• Given problem: Return every line of the material unchanged, from its first line through the line containing "close-icon[interactable]: ✖ xyxy=(124,684,132,695)", inclusive.

Collected data entries:
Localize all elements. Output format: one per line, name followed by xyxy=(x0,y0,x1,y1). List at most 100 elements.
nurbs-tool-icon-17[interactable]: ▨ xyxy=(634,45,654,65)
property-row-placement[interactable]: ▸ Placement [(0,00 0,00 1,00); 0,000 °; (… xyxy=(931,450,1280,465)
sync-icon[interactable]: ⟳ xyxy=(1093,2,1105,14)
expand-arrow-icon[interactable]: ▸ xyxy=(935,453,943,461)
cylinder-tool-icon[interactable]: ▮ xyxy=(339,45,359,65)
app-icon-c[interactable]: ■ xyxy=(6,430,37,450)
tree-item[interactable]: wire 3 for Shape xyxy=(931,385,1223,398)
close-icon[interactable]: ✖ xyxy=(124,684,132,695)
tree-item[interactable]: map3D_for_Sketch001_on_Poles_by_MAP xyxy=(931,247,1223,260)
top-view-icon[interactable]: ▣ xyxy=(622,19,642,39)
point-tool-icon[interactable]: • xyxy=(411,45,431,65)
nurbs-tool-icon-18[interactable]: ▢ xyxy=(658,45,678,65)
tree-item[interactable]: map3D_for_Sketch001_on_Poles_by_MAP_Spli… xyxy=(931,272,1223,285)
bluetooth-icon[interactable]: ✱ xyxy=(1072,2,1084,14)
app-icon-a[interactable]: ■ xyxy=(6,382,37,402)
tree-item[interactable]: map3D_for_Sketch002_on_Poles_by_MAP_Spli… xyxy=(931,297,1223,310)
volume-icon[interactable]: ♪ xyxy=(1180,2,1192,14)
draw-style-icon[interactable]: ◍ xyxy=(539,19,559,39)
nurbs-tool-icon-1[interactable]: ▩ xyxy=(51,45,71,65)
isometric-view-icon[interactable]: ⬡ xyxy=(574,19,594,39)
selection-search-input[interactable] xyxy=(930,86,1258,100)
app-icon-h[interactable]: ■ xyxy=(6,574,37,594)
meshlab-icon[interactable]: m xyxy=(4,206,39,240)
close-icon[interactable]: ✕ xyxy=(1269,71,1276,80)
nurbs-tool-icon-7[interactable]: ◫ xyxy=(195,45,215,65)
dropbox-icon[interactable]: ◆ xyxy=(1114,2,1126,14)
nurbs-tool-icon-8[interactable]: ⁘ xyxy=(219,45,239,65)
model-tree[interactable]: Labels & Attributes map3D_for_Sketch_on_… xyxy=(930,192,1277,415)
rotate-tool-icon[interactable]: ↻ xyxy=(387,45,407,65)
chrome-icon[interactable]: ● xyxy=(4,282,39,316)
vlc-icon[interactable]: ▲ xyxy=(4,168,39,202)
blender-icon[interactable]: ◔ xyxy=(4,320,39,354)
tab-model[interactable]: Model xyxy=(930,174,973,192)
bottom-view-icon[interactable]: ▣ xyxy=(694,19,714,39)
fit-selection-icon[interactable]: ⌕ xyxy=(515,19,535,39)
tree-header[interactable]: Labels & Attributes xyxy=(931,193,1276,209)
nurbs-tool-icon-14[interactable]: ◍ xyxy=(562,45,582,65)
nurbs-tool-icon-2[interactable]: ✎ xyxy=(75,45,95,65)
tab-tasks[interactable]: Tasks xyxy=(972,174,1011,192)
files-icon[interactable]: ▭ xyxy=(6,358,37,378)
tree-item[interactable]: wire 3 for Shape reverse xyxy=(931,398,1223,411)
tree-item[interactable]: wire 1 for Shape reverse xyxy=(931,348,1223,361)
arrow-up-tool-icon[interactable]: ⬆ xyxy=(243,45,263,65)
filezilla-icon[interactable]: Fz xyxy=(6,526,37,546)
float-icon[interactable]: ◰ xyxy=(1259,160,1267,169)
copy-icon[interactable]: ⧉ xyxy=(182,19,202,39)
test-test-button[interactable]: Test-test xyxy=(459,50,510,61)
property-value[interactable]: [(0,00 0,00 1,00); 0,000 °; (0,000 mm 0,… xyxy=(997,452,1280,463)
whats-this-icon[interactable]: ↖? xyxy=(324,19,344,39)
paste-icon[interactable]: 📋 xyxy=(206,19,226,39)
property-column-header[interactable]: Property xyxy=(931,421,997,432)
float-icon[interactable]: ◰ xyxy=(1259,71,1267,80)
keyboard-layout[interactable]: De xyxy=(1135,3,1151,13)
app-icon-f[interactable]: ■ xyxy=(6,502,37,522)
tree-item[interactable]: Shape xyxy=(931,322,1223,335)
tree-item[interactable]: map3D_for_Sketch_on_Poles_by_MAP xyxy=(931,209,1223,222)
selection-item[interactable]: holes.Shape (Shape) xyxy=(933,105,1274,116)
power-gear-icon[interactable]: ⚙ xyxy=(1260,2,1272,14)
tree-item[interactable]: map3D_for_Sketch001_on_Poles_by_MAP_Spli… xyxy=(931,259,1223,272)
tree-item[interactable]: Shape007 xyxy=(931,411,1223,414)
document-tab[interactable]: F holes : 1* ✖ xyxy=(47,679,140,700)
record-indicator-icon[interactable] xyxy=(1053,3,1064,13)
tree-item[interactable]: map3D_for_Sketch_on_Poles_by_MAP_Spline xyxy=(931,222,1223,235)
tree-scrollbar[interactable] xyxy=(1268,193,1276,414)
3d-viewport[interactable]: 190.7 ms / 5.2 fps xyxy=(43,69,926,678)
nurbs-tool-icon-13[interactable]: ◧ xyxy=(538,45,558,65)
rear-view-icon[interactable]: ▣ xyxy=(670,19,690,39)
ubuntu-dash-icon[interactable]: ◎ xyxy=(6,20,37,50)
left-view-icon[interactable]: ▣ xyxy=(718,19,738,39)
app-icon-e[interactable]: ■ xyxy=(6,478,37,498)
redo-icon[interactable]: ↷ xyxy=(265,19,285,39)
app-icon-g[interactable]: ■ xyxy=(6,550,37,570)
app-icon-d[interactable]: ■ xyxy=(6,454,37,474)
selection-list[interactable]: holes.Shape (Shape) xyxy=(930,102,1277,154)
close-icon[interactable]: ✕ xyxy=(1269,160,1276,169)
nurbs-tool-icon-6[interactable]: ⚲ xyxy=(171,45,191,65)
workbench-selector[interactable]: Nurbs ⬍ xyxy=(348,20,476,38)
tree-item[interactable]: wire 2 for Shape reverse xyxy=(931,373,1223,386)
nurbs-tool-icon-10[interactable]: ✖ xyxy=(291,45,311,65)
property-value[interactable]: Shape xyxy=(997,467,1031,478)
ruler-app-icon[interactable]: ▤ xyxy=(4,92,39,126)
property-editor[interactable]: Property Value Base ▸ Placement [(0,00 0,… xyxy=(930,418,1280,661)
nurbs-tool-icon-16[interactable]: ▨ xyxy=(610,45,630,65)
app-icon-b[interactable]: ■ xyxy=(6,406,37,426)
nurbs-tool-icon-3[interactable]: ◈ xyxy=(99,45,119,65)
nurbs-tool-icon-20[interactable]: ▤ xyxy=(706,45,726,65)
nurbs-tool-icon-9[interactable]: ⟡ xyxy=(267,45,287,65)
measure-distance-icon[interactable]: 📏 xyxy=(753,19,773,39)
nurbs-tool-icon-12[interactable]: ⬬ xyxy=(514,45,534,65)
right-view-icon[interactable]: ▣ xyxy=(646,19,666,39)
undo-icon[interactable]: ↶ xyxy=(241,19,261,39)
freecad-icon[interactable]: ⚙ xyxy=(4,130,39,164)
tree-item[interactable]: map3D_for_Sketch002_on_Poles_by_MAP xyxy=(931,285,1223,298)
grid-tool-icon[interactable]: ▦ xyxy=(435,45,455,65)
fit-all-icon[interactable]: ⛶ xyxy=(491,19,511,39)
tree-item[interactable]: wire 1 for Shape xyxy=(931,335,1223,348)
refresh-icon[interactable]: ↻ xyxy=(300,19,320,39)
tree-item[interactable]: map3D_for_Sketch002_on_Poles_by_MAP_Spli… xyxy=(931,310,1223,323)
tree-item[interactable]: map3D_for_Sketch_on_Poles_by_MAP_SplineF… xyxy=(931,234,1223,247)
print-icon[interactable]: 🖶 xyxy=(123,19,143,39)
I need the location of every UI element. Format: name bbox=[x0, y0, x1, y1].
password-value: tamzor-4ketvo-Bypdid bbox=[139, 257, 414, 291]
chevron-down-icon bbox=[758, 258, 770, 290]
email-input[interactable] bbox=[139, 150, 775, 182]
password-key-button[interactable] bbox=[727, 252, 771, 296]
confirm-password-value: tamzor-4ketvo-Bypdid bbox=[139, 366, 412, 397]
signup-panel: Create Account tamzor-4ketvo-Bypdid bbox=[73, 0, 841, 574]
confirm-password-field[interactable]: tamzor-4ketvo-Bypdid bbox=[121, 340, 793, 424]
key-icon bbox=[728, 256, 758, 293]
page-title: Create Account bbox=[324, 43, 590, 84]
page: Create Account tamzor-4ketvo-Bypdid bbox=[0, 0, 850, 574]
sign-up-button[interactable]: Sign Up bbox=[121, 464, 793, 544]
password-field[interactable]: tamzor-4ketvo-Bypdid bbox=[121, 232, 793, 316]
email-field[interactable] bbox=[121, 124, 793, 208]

• Correct result:
Localize all elements. Output format: one per line, name followed by xyxy=(x0,y0,x1,y1). List at most 100 elements.
nurbs-tool-icon-17[interactable]: ▨ xyxy=(634,45,654,65)
property-row-placement[interactable]: ▸ Placement [(0,00 0,00 1,00); 0,000 °; (… xyxy=(931,450,1280,465)
sync-icon[interactable]: ⟳ xyxy=(1093,2,1105,14)
expand-arrow-icon[interactable]: ▸ xyxy=(935,453,943,461)
cylinder-tool-icon[interactable]: ▮ xyxy=(339,45,359,65)
app-icon-c[interactable]: ■ xyxy=(6,430,37,450)
tree-item[interactable]: wire 3 for Shape xyxy=(931,385,1223,398)
close-icon[interactable]: ✖ xyxy=(124,684,132,695)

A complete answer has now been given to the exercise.